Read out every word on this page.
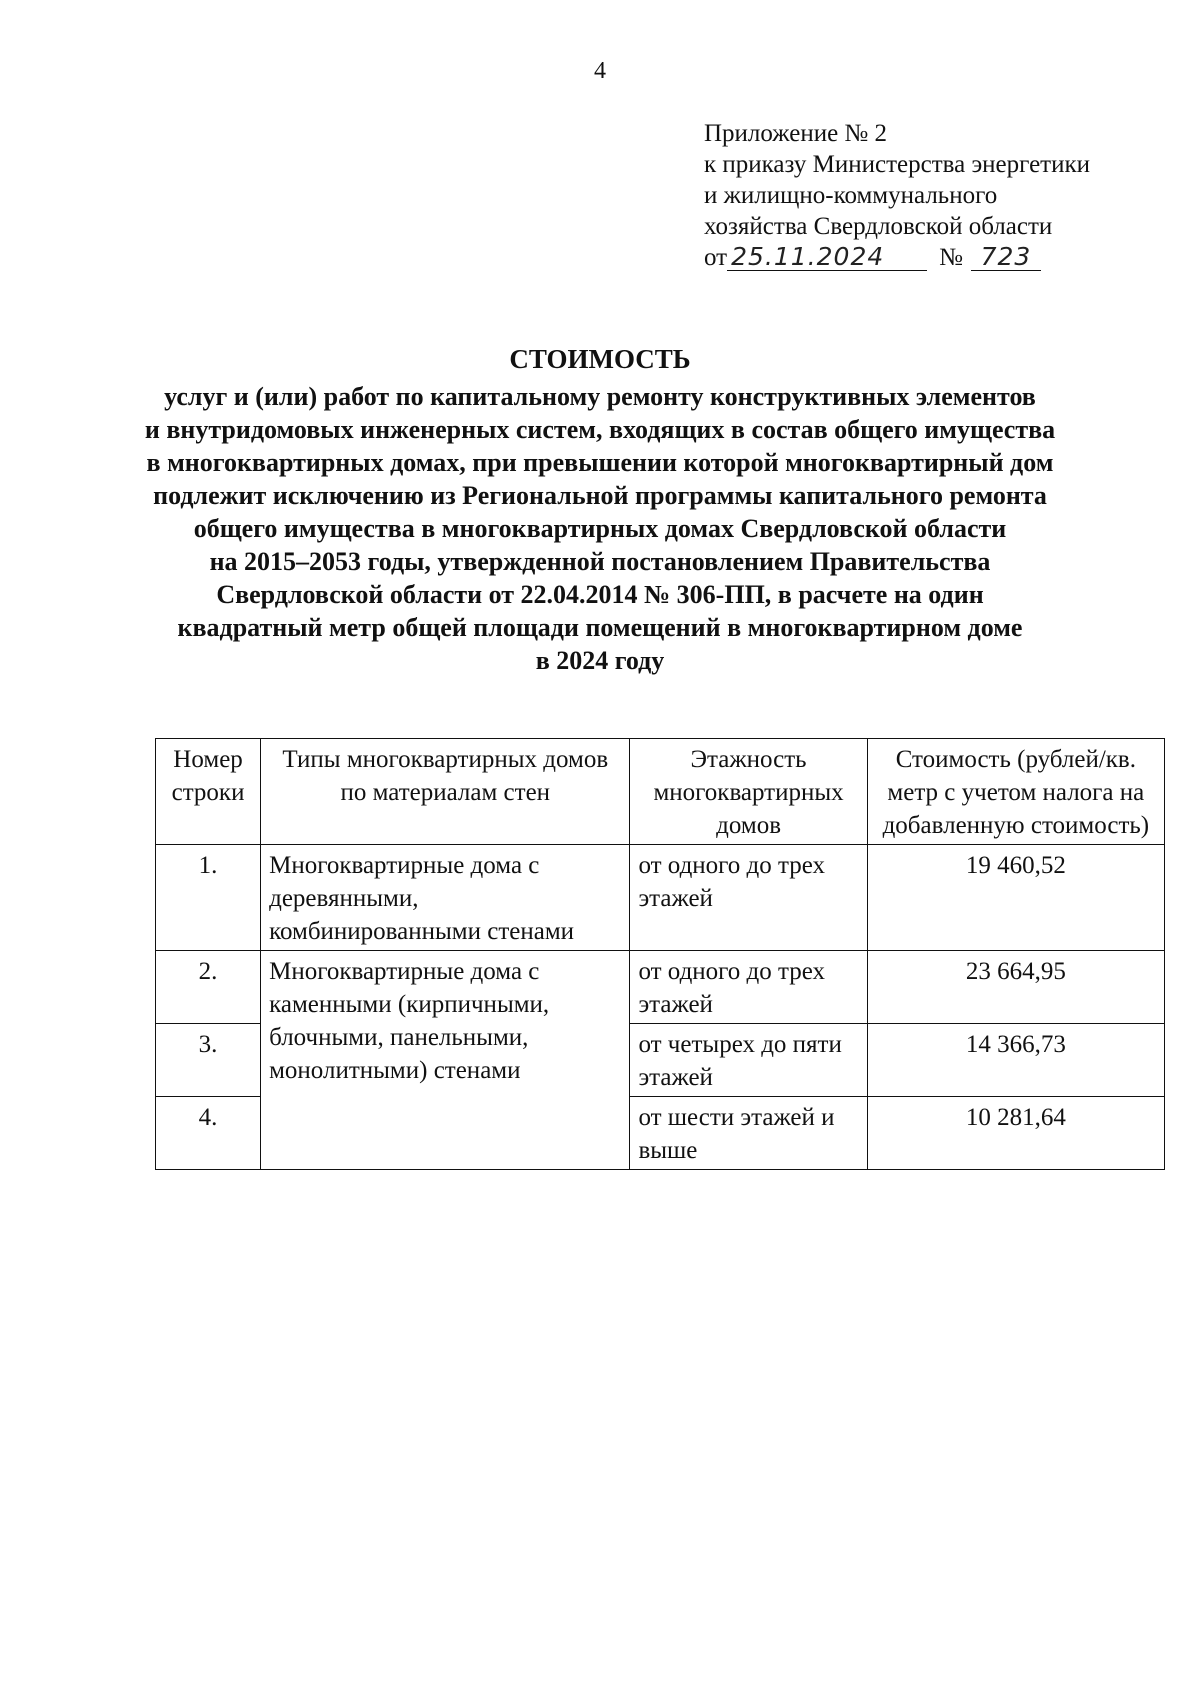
4
Приложение № 2
к приказу Министерства энергетики
и жилищно-коммунального
хозяйства Свердловской области
от 25.11.2024 № 723
СТОИМОСТЬ
услуг и (или) работ по капитальному ремонту конструктивных элементов
и внутридомовых инженерных систем, входящих в состав общего имущества
в многоквартирных домах, при превышении которой многоквартирный дом
подлежит исключению из Региональной программы капитального ремонта
общего имущества в многоквартирных домах Свердловской области
на 2015–2053 годы, утвержденной постановлением Правительства
Свердловской области от 22.04.2014 № 306-ПП, в расчете на один
квадратный метр общей площади помещений в многоквартирном доме
в 2024 году
Номер строки	Типы многоквартирных домов по материалам стен	Этажность многоквартирных домов	Стоимость (рублей/кв. метр с учетом налога на добавленную стоимость)
1.	Многоквартирные дома с деревянными, комбинированными стенами	от одного до трех этажей	19 460,52
2.	Многоквартирные дома с каменными (кирпичными, блочными, панельными, монолитными) стенами	от одного до трех этажей	23 664,95
3.		от четырех до пяти этажей	14 366,73
4.		от шести этажей и выше	10 281,64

^^^^

From the data above, copy out every line with the string "стенами" in it.

1.	Многоквартирные дома с деревянными, комбинированными стенами	от одного до трех этажей	19 460,52
2.	Многоквартирные дома с каменными (кирпичными, блочными, панельными, монолитными) стенами	от одного до трех этажей	23 664,95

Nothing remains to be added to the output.